● **TASK**:
Copy verbatim the lines of the records from the one containing "1054, 390, 1081]" through the one containing "249, 390, 263]", with both of those lines included.

● **INPUT FOR THIS TASK**:

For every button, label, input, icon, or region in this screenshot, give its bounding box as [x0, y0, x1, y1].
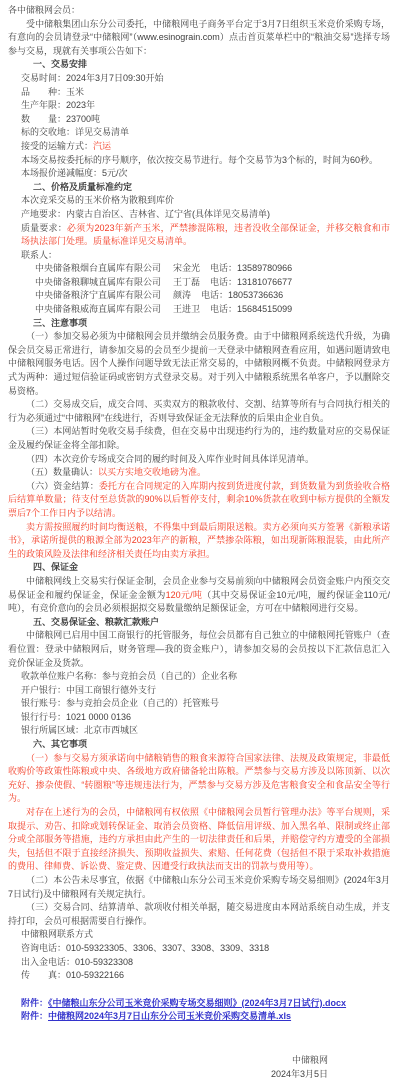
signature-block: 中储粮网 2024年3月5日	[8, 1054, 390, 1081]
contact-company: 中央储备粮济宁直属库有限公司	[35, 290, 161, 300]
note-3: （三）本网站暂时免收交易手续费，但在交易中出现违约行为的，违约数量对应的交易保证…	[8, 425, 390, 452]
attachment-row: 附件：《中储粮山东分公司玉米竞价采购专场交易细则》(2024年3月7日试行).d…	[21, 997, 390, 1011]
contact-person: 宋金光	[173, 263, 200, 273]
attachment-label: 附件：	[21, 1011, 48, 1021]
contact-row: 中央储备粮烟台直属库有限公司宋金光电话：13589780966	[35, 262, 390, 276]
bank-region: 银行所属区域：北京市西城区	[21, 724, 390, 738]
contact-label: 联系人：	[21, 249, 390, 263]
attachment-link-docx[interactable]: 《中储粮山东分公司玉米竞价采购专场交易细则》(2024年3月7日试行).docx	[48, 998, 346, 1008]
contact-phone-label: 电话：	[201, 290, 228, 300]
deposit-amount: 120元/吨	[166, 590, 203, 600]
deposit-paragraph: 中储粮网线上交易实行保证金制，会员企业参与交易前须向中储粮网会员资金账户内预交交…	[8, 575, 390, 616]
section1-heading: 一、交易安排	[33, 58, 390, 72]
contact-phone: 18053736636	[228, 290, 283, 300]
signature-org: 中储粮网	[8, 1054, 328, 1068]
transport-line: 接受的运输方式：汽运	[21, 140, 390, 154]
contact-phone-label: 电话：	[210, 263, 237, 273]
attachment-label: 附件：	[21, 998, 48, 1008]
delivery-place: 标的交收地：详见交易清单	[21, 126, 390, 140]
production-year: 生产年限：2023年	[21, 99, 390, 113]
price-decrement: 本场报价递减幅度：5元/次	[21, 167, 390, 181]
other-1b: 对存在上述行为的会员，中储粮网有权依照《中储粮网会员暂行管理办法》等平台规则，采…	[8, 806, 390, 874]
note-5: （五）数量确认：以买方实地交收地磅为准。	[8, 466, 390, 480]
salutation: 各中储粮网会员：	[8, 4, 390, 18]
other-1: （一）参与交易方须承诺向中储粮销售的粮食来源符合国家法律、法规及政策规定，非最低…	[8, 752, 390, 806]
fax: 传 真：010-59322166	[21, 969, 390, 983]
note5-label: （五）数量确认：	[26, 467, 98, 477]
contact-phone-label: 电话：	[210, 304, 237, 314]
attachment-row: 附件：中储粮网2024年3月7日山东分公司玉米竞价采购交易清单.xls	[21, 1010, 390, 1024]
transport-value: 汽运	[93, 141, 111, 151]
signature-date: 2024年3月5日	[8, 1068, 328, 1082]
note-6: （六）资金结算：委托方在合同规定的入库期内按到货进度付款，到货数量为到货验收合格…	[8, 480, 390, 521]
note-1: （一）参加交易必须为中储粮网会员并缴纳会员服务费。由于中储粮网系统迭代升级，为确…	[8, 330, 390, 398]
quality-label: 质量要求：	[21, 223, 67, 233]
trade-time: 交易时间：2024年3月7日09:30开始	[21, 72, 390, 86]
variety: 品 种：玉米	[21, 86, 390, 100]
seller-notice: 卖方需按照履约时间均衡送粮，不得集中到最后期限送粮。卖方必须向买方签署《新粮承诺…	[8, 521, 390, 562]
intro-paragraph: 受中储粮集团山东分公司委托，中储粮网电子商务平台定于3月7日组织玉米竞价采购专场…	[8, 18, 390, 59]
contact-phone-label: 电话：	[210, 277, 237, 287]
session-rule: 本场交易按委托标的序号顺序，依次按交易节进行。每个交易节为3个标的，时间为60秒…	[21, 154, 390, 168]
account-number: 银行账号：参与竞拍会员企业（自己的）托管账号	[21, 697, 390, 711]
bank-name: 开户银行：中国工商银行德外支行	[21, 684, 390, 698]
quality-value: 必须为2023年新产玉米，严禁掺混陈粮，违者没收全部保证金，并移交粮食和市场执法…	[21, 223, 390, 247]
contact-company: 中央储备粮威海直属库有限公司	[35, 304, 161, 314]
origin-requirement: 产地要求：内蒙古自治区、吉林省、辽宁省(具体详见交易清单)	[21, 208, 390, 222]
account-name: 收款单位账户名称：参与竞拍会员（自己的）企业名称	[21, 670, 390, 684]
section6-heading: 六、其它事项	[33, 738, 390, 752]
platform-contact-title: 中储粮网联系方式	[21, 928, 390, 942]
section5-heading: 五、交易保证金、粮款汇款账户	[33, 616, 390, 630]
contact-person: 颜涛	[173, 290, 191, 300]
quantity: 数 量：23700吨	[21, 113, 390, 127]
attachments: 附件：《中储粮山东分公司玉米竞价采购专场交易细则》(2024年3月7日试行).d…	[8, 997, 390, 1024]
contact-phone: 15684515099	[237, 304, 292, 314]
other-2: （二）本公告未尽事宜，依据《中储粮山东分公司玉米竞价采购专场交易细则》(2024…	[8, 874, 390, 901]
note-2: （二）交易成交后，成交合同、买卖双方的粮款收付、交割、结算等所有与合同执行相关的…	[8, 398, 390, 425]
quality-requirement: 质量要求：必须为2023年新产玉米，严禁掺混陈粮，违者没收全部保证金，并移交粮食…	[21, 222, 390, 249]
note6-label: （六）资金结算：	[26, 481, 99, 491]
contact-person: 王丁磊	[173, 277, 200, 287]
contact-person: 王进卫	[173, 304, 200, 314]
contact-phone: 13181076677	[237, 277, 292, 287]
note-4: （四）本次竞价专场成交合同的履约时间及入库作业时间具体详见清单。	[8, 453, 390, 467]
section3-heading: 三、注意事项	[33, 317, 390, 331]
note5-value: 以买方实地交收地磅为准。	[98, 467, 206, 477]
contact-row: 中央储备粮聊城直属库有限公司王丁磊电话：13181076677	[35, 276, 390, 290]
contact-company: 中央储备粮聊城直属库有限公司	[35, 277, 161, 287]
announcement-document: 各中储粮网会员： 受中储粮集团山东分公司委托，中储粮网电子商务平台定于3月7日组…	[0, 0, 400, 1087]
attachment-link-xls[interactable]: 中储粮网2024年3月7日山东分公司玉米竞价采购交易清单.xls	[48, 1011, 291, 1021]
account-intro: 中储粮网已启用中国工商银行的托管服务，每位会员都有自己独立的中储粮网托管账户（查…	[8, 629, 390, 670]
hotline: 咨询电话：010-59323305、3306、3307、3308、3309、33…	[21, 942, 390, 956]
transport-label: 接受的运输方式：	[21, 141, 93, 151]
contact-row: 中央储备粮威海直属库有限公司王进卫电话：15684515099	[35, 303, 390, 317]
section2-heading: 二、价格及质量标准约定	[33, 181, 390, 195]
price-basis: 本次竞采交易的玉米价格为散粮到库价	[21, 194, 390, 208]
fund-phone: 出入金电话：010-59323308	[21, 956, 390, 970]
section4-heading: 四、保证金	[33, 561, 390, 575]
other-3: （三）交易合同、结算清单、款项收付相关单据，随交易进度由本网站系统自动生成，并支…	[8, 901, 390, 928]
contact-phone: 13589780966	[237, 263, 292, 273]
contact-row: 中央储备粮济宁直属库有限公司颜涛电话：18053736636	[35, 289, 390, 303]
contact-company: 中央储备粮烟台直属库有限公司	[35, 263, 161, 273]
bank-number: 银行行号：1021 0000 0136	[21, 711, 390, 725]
==
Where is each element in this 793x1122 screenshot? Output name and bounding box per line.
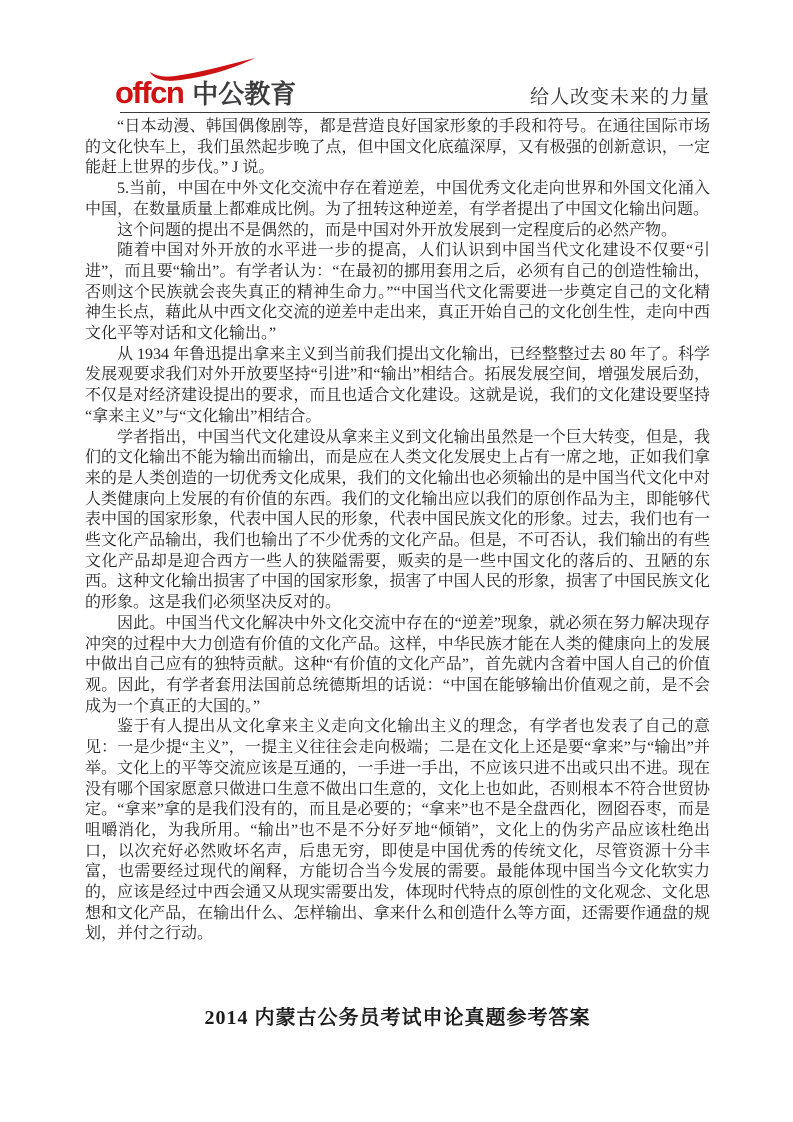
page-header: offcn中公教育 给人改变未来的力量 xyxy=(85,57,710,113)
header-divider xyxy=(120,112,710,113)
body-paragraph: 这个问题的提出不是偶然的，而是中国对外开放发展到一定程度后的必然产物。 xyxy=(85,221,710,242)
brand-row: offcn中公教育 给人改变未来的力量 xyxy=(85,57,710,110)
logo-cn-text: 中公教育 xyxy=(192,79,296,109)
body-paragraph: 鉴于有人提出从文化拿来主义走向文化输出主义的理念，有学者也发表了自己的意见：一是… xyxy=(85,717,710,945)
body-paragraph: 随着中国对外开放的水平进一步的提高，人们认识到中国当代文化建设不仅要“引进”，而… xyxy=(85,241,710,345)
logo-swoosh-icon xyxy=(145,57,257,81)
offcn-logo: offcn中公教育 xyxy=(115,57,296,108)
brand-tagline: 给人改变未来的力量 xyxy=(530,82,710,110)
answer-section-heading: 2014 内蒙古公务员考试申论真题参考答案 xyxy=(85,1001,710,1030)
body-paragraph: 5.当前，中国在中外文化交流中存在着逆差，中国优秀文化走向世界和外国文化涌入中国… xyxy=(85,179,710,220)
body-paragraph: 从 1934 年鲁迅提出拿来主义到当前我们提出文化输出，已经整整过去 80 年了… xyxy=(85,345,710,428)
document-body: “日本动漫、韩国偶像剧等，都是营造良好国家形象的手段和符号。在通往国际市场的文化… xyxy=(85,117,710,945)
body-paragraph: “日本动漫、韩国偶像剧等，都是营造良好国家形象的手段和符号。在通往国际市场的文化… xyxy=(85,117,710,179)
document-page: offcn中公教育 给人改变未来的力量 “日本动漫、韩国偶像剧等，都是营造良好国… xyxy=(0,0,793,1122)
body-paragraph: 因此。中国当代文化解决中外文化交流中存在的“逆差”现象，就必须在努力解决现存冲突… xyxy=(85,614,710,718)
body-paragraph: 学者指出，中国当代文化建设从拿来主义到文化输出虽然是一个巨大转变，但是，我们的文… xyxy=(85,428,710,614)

● **TASK ANSWER**:
signature-block: 中储粮网 2024年3月5日	[8, 1054, 390, 1081]
contact-company: 中央储备粮济宁直属库有限公司	[35, 290, 161, 300]
note-3: （三）本网站暂时免收交易手续费，但在交易中出现违约行为的，违约数量对应的交易保证…	[8, 425, 390, 452]
attachment-row: 附件：《中储粮山东分公司玉米竞价采购专场交易细则》(2024年3月7日试行).d…	[21, 997, 390, 1011]
contact-person: 宋金光	[173, 263, 200, 273]
attachment-label: 附件：	[21, 1011, 48, 1021]
contact-row: 中央储备粮烟台直属库有限公司宋金光电话：13589780966	[35, 262, 390, 276]
bank-region: 银行所属区域：北京市西城区	[21, 724, 390, 738]
contact-label: 联系人：	[21, 249, 390, 263]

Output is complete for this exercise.